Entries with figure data

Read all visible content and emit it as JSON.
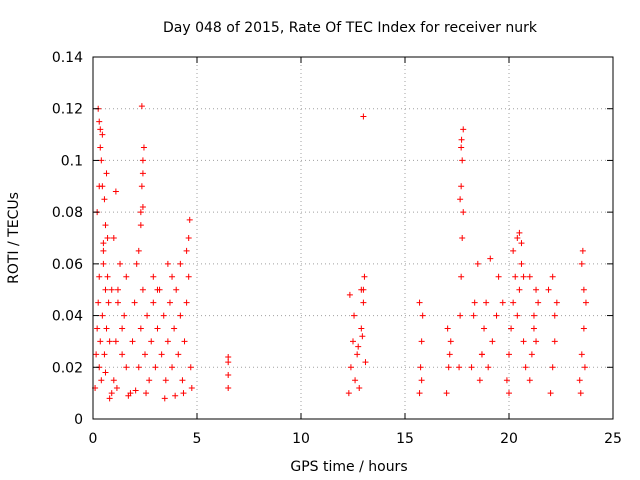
{
  "chart_data": {
    "type": "scatter",
    "title": "Day 048 of 2015, Rate Of TEC Index for receiver nurk",
    "xlabel": "GPS time / hours",
    "ylabel": "ROTI / TECUs",
    "xlim": [
      0,
      25
    ],
    "ylim": [
      0,
      0.14
    ],
    "xticks": [
      "0",
      "5",
      "10",
      "15",
      "20",
      "25"
    ],
    "yticks": [
      "0",
      "0.02",
      "0.04",
      "0.06",
      "0.08",
      "0.1",
      "0.12",
      "0.14"
    ],
    "grid": true,
    "marker": "plus",
    "color": "#ff0000",
    "series": [
      {
        "x": [
          0.1,
          0.15,
          0.2,
          0.25,
          0.3,
          0.3,
          0.35,
          0.4,
          0.45,
          0.5,
          0.55,
          0.6,
          0.6,
          0.65,
          0.7,
          0.75,
          0.8,
          0.2,
          0.3,
          0.4,
          0.5,
          0.6,
          0.7,
          0.35,
          0.45,
          0.55,
          0.65,
          1.0,
          1.1,
          1.2,
          1.3,
          1.4,
          1.5,
          1.6,
          1.0,
          1.2,
          1.4,
          1.6,
          1.8,
          1.9,
          2.0,
          2.1,
          2.2,
          2.3,
          2.4,
          2.5,
          2.6,
          2.2,
          2.3,
          2.35,
          2.4,
          2.45,
          2.3,
          2.4,
          2.7,
          2.8,
          2.9,
          3.0,
          3.1,
          3.2,
          3.3,
          3.4,
          3.5,
          3.6,
          3.7,
          3.8,
          3.9,
          4.0,
          4.1,
          4.2,
          4.3,
          4.4,
          4.5,
          4.6,
          4.7,
          4.5,
          4.6,
          4.65,
          3.6,
          3.8,
          4.2,
          3.1,
          2.9,
          0.8,
          0.9,
          1.15,
          1.7,
          2.05,
          2.55,
          3.45,
          3.95,
          4.35,
          4.75,
          6.5,
          6.5,
          6.5,
          6.5,
          12.3,
          12.4,
          12.5,
          12.6,
          12.7,
          12.8,
          12.9,
          13.0,
          13.1,
          12.35,
          12.55,
          12.75,
          12.95,
          13.05,
          12.9,
          13.0,
          15.7,
          15.75,
          15.8,
          15.85,
          15.7,
          15.8,
          17.0,
          17.1,
          17.2,
          17.05,
          17.15,
          17.6,
          17.65,
          17.7,
          17.75,
          17.8,
          17.65,
          17.7,
          17.75,
          17.7,
          17.72,
          17.8,
          18.5,
          18.6,
          18.7,
          18.8,
          18.9,
          19.0,
          19.2,
          19.4,
          18.7,
          19.1,
          19.5,
          19.7,
          19.9,
          20.0,
          20.1,
          20.2,
          20.3,
          20.4,
          20.5,
          20.6,
          20.7,
          20.8,
          20.2,
          20.4,
          20.5,
          20.6,
          20.7,
          20.0,
          21.0,
          21.1,
          21.2,
          21.3,
          21.4,
          21.0,
          21.2,
          21.3,
          22.0,
          22.1,
          22.2,
          22.3,
          21.9,
          22.1,
          22.2,
          23.4,
          23.5,
          23.6,
          23.7,
          23.5,
          23.6,
          23.55,
          23.45,
          23.65,
          18.2,
          18.3,
          18.35,
          13.0,
          0.25,
          0.3,
          2.35,
          0.45,
          2.4,
          0.35,
          0.5,
          1.1,
          0.9
        ],
        "y": [
          0.012,
          0.025,
          0.035,
          0.045,
          0.02,
          0.055,
          0.03,
          0.015,
          0.04,
          0.06,
          0.025,
          0.05,
          0.018,
          0.035,
          0.07,
          0.045,
          0.03,
          0.08,
          0.09,
          0.1,
          0.065,
          0.075,
          0.055,
          0.105,
          0.11,
          0.085,
          0.095,
          0.015,
          0.03,
          0.045,
          0.06,
          0.025,
          0.04,
          0.02,
          0.07,
          0.05,
          0.035,
          0.055,
          0.01,
          0.03,
          0.045,
          0.06,
          0.02,
          0.035,
          0.05,
          0.025,
          0.04,
          0.065,
          0.08,
          0.09,
          0.1,
          0.105,
          0.075,
          0.095,
          0.015,
          0.03,
          0.045,
          0.02,
          0.035,
          0.05,
          0.025,
          0.04,
          0.015,
          0.03,
          0.045,
          0.02,
          0.035,
          0.05,
          0.025,
          0.04,
          0.015,
          0.03,
          0.045,
          0.055,
          0.02,
          0.065,
          0.07,
          0.077,
          0.06,
          0.055,
          0.06,
          0.05,
          0.055,
          0.008,
          0.01,
          0.012,
          0.009,
          0.011,
          0.01,
          0.008,
          0.009,
          0.01,
          0.012,
          0.012,
          0.017,
          0.022,
          0.024,
          0.01,
          0.02,
          0.03,
          0.015,
          0.025,
          0.012,
          0.035,
          0.045,
          0.022,
          0.048,
          0.04,
          0.028,
          0.032,
          0.055,
          0.05,
          0.05,
          0.01,
          0.02,
          0.03,
          0.04,
          0.045,
          0.015,
          0.01,
          0.02,
          0.03,
          0.035,
          0.025,
          0.02,
          0.04,
          0.055,
          0.07,
          0.08,
          0.085,
          0.09,
          0.1,
          0.105,
          0.108,
          0.112,
          0.06,
          0.015,
          0.025,
          0.035,
          0.045,
          0.02,
          0.03,
          0.04,
          0.025,
          0.062,
          0.055,
          0.045,
          0.015,
          0.025,
          0.035,
          0.045,
          0.055,
          0.04,
          0.05,
          0.06,
          0.03,
          0.02,
          0.065,
          0.07,
          0.072,
          0.068,
          0.055,
          0.01,
          0.015,
          0.025,
          0.035,
          0.05,
          0.045,
          0.055,
          0.04,
          0.03,
          0.01,
          0.02,
          0.03,
          0.045,
          0.05,
          0.055,
          0.04,
          0.015,
          0.025,
          0.035,
          0.045,
          0.06,
          0.05,
          0.065,
          0.01,
          0.02,
          0.02,
          0.04,
          0.045,
          0.117,
          0.12,
          0.115,
          0.121,
          0.09,
          0.082,
          0.112,
          0.068,
          0.088,
          0.05
        ]
      }
    ]
  }
}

What the task requires
Restate each line of the records exactly; pictures do not belong in the copy.

Exercise answer
Read all visible content and emit it as JSON.
{
  "chart_data": {
    "type": "scatter",
    "title": "Day 048 of 2015, Rate Of TEC Index for receiver nurk",
    "xlabel": "GPS time / hours",
    "ylabel": "ROTI / TECUs",
    "xlim": [
      0,
      25
    ],
    "ylim": [
      0,
      0.14
    ],
    "xticks": [
      "0",
      "5",
      "10",
      "15",
      "20",
      "25"
    ],
    "yticks": [
      "0",
      "0.02",
      "0.04",
      "0.06",
      "0.08",
      "0.1",
      "0.12",
      "0.14"
    ],
    "grid": true,
    "marker": "plus",
    "color": "#ff0000",
    "series": [
      {
        "x": [
          0.1,
          0.15,
          0.2,
          0.25,
          0.3,
          0.3,
          0.35,
          0.4,
          0.45,
          0.5,
          0.55,
          0.6,
          0.6,
          0.65,
          0.7,
          0.75,
          0.8,
          0.2,
          0.3,
          0.4,
          0.5,
          0.6,
          0.7,
          0.35,
          0.45,
          0.55,
          0.65,
          1.0,
          1.1,
          1.2,
          1.3,
          1.4,
          1.5,
          1.6,
          1.0,
          1.2,
          1.4,
          1.6,
          1.8,
          1.9,
          2.0,
          2.1,
          2.2,
          2.3,
          2.4,
          2.5,
          2.6,
          2.2,
          2.3,
          2.35,
          2.4,
          2.45,
          2.3,
          2.4,
          2.7,
          2.8,
          2.9,
          3.0,
          3.1,
          3.2,
          3.3,
          3.4,
          3.5,
          3.6,
          3.7,
          3.8,
          3.9,
          4.0,
          4.1,
          4.2,
          4.3,
          4.4,
          4.5,
          4.6,
          4.7,
          4.5,
          4.6,
          4.65,
          3.6,
          3.8,
          4.2,
          3.1,
          2.9,
          0.8,
          0.9,
          1.15,
          1.7,
          2.05,
          2.55,
          3.45,
          3.95,
          4.35,
          4.75,
          6.5,
          6.5,
          6.5,
          6.5,
          12.3,
          12.4,
          12.5,
          12.6,
          12.7,
          12.8,
          12.9,
          13.0,
          13.1,
          12.35,
          12.55,
          12.75,
          12.95,
          13.05,
          12.9,
          13.0,
          15.7,
          15.75,
          15.8,
          15.85,
          15.7,
          15.8,
          17.0,
          17.1,
          17.2,
          17.05,
          17.15,
          17.6,
          17.65,
          17.7,
          17.75,
          17.8,
          17.65,
          17.7,
          17.75,
          17.7,
          17.72,
          17.8,
          18.5,
          18.6,
          18.7,
          18.8,
          18.9,
          19.0,
          19.2,
          19.4,
          18.7,
          19.1,
          19.5,
          19.7,
          19.9,
          20.0,
          20.1,
          20.2,
          20.3,
          20.4,
          20.5,
          20.6,
          20.7,
          20.8,
          20.2,
          20.4,
          20.5,
          20.6,
          20.7,
          20.0,
          21.0,
          21.1,
          21.2,
          21.3,
          21.4,
          21.0,
          21.2,
          21.3,
          22.0,
          22.1,
          22.2,
          22.3,
          21.9,
          22.1,
          22.2,
          23.4,
          23.5,
          23.6,
          23.7,
          23.5,
          23.6,
          23.55,
          23.45,
          23.65,
          18.2,
          18.3,
          18.35,
          13.0,
          0.25,
          0.3,
          2.35,
          0.45,
          2.4,
          0.35,
          0.5,
          1.1,
          0.9
        ],
        "y": [
          0.012,
          0.025,
          0.035,
          0.045,
          0.02,
          0.055,
          0.03,
          0.015,
          0.04,
          0.06,
          0.025,
          0.05,
          0.018,
          0.035,
          0.07,
          0.045,
          0.03,
          0.08,
          0.09,
          0.1,
          0.065,
          0.075,
          0.055,
          0.105,
          0.11,
          0.085,
          0.095,
          0.015,
          0.03,
          0.045,
          0.06,
          0.025,
          0.04,
          0.02,
          0.07,
          0.05,
          0.035,
          0.055,
          0.01,
          0.03,
          0.045,
          0.06,
          0.02,
          0.035,
          0.05,
          0.025,
          0.04,
          0.065,
          0.08,
          0.09,
          0.1,
          0.105,
          0.075,
          0.095,
          0.015,
          0.03,
          0.045,
          0.02,
          0.035,
          0.05,
          0.025,
          0.04,
          0.015,
          0.03,
          0.045,
          0.02,
          0.035,
          0.05,
          0.025,
          0.04,
          0.015,
          0.03,
          0.045,
          0.055,
          0.02,
          0.065,
          0.07,
          0.077,
          0.06,
          0.055,
          0.06,
          0.05,
          0.055,
          0.008,
          0.01,
          0.012,
          0.009,
          0.011,
          0.01,
          0.008,
          0.009,
          0.01,
          0.012,
          0.012,
          0.017,
          0.022,
          0.024,
          0.01,
          0.02,
          0.03,
          0.015,
          0.025,
          0.012,
          0.035,
          0.045,
          0.022,
          0.048,
          0.04,
          0.028,
          0.032,
          0.055,
          0.05,
          0.05,
          0.01,
          0.02,
          0.03,
          0.04,
          0.045,
          0.015,
          0.01,
          0.02,
          0.03,
          0.035,
          0.025,
          0.02,
          0.04,
          0.055,
          0.07,
          0.08,
          0.085,
          0.09,
          0.1,
          0.105,
          0.108,
          0.112,
          0.06,
          0.015,
          0.025,
          0.035,
          0.045,
          0.02,
          0.03,
          0.04,
          0.025,
          0.062,
          0.055,
          0.045,
          0.015,
          0.025,
          0.035,
          0.045,
          0.055,
          0.04,
          0.05,
          0.06,
          0.03,
          0.02,
          0.065,
          0.07,
          0.072,
          0.068,
          0.055,
          0.01,
          0.015,
          0.025,
          0.035,
          0.05,
          0.045,
          0.055,
          0.04,
          0.03,
          0.01,
          0.02,
          0.03,
          0.045,
          0.05,
          0.055,
          0.04,
          0.015,
          0.025,
          0.035,
          0.045,
          0.06,
          0.05,
          0.065,
          0.01,
          0.02,
          0.02,
          0.04,
          0.045,
          0.117,
          0.12,
          0.115,
          0.121,
          0.09,
          0.082,
          0.112,
          0.068,
          0.088,
          0.05
        ]
      }
    ]
  }
}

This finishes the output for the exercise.